▶ _Aim of the exercise_
Print all the entries verbatim.

▶ _Record extracts_
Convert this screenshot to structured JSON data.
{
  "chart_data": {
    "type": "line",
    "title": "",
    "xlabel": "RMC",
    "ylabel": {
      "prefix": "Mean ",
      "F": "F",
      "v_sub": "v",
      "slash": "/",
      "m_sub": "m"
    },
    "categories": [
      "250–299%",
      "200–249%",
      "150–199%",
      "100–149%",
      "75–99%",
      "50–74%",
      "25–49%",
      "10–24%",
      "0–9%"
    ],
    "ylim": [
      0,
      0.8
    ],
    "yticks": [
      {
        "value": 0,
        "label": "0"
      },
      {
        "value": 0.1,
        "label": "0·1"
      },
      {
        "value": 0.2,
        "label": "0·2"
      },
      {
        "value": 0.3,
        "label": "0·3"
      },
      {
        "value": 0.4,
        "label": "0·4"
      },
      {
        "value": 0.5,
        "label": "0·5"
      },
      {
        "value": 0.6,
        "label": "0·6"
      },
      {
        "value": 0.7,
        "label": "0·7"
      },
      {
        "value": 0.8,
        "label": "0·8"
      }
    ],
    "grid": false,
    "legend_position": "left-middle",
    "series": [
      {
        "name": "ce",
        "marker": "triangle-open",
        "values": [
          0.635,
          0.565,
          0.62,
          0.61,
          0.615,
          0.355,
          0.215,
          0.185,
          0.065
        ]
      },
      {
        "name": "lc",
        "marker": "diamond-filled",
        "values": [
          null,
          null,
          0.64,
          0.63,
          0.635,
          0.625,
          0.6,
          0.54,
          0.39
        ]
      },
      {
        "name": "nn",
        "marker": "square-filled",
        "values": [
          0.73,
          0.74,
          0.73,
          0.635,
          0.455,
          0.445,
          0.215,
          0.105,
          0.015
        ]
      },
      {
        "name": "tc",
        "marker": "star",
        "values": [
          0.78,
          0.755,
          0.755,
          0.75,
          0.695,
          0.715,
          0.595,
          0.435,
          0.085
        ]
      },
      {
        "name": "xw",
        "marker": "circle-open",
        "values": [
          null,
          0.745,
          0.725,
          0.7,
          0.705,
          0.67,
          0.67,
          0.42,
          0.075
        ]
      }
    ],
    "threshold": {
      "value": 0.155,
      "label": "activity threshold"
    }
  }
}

▶ _Final result_
Convert this screenshot to structured JSON data.
{
  "chart_data": {
    "type": "line",
    "title": "",
    "xlabel": "RMC",
    "ylabel": {
      "prefix": "Mean ",
      "F": "F",
      "v_sub": "v",
      "slash": "/",
      "m_sub": "m"
    },
    "categories": [
      "250–299%",
      "200–249%",
      "150–199%",
      "100–149%",
      "75–99%",
      "50–74%",
      "25–49%",
      "10–24%",
      "0–9%"
    ],
    "ylim": [
      0,
      0.8
    ],
    "yticks": [
      {
        "value": 0,
        "label": "0"
      },
      {
        "value": 0.1,
        "label": "0·1"
      },
      {
        "value": 0.2,
        "label": "0·2"
      },
      {
        "value": 0.3,
        "label": "0·3"
      },
      {
        "value": 0.4,
        "label": "0·4"
      },
      {
        "value": 0.5,
        "label": "0·5"
      },
      {
        "value": 0.6,
        "label": "0·6"
      },
      {
        "value": 0.7,
        "label": "0·7"
      },
      {
        "value": 0.8,
        "label": "0·8"
      }
    ],
    "grid": false,
    "legend_position": "left-middle",
    "series": [
      {
        "name": "ce",
        "marker": "triangle-open",
        "values": [
          0.635,
          0.565,
          0.62,
          0.61,
          0.615,
          0.355,
          0.215,
          0.185,
          0.065
        ]
      },
      {
        "name": "lc",
        "marker": "diamond-filled",
        "values": [
          null,
          null,
          0.64,
          0.63,
          0.635,
          0.625,
          0.6,
          0.54,
          0.39
        ]
      },
      {
        "name": "nn",
        "marker": "square-filled",
        "values": [
          0.73,
          0.74,
          0.73,
          0.635,
          0.455,
          0.445,
          0.215,
          0.105,
          0.015
        ]
      },
      {
        "name": "tc",
        "marker": "star",
        "values": [
          0.78,
          0.755,
          0.755,
          0.75,
          0.695,
          0.715,
          0.595,
          0.435,
          0.085
        ]
      },
      {
        "name": "xw",
        "marker": "circle-open",
        "values": [
          null,
          0.745,
          0.725,
          0.7,
          0.705,
          0.67,
          0.67,
          0.42,
          0.075
        ]
      }
    ],
    "threshold": {
      "value": 0.155,
      "label": "activity threshold"
    }
  }
}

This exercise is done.